* _What is needed_
Retype the whole listing verbatim and keep the pictures out of it.
+++++
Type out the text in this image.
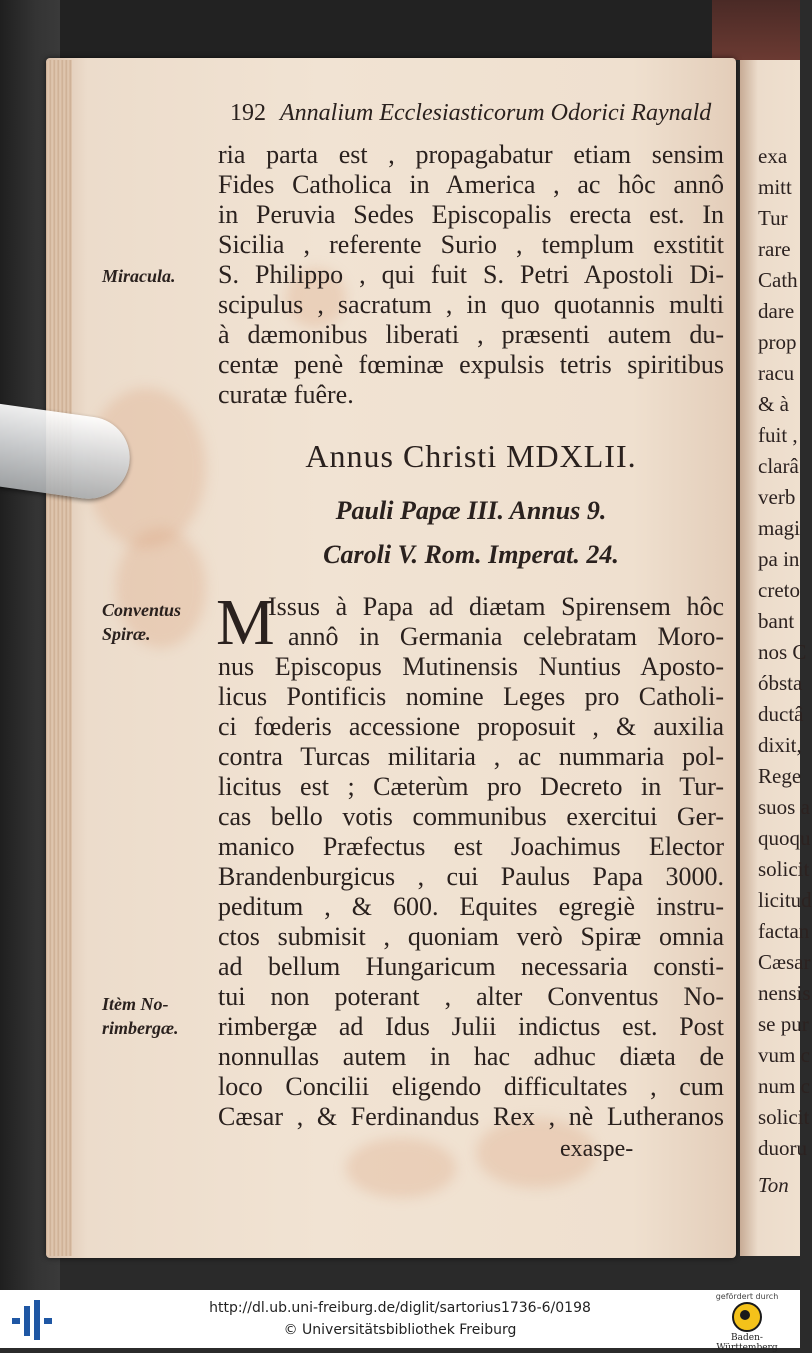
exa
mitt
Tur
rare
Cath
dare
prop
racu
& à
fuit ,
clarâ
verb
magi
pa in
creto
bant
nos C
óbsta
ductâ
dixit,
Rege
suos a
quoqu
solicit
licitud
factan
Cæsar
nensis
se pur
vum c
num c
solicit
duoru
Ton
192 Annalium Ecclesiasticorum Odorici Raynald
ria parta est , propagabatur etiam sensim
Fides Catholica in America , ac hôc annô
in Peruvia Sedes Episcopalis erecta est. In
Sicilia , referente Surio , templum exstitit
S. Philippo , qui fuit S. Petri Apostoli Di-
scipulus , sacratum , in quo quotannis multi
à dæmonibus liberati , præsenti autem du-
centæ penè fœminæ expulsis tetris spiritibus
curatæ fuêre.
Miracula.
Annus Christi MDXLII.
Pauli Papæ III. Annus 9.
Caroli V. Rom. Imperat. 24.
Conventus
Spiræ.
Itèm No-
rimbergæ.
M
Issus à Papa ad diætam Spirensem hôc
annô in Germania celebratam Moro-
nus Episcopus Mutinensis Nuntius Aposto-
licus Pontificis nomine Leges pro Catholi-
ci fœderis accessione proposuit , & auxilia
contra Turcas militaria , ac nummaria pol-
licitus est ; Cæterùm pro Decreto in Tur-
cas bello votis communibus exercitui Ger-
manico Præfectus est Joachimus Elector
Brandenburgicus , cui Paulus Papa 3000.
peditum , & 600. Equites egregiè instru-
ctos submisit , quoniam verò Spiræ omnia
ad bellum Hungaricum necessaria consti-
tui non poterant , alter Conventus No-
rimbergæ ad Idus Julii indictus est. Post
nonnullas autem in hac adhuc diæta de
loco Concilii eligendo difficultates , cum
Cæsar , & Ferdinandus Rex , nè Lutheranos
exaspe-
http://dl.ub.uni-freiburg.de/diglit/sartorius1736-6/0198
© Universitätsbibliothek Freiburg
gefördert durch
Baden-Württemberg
+++++
* _Exercise answer_
Type out the text in this image.
exa
mitt
Tur
rare
Cath
dare
prop
racu
& à
fuit ,
clarâ
verb
magi
pa in
creto
bant
nos C
óbsta
ductâ
dixit,
Rege
suos a
quoqu
solicit
licitud
factan
Cæsar
nensis
se pur
vum c
num c
solicit
duoru
Ton
192 Annalium Ecclesiasticorum Odorici Raynald
ria parta est , propagabatur etiam sensim
Fides Catholica in America , ac hôc annô
in Peruvia Sedes Episcopalis erecta est. In
Sicilia , referente Surio , templum exstitit
S. Philippo , qui fuit S. Petri Apostoli Di-
scipulus , sacratum , in quo quotannis multi
à dæmonibus liberati , præsenti autem du-
centæ penè fœminæ expulsis tetris spiritibus
curatæ fuêre.
Miracula.
Annus Christi MDXLII.
Pauli Papæ III. Annus 9.
Caroli V. Rom. Imperat. 24.
Conventus
Spiræ.
Itèm No-
rimbergæ.
M
Issus à Papa ad diætam Spirensem hôc
annô in Germania celebratam Moro-
nus Episcopus Mutinensis Nuntius Aposto-
licus Pontificis nomine Leges pro Catholi-
ci fœderis accessione proposuit , & auxilia
contra Turcas militaria , ac nummaria pol-
licitus est ; Cæterùm pro Decreto in Tur-
cas bello votis communibus exercitui Ger-
manico Præfectus est Joachimus Elector
Brandenburgicus , cui Paulus Papa 3000.
peditum , & 600. Equites egregiè instru-
ctos submisit , quoniam verò Spiræ omnia
ad bellum Hungaricum necessaria consti-
tui non poterant , alter Conventus No-
rimbergæ ad Idus Julii indictus est. Post
nonnullas autem in hac adhuc diæta de
loco Concilii eligendo difficultates , cum
Cæsar , & Ferdinandus Rex , nè Lutheranos
exaspe-
http://dl.ub.uni-freiburg.de/diglit/sartorius1736-6/0198
© Universitätsbibliothek Freiburg
gefördert durch
Baden-Württemberg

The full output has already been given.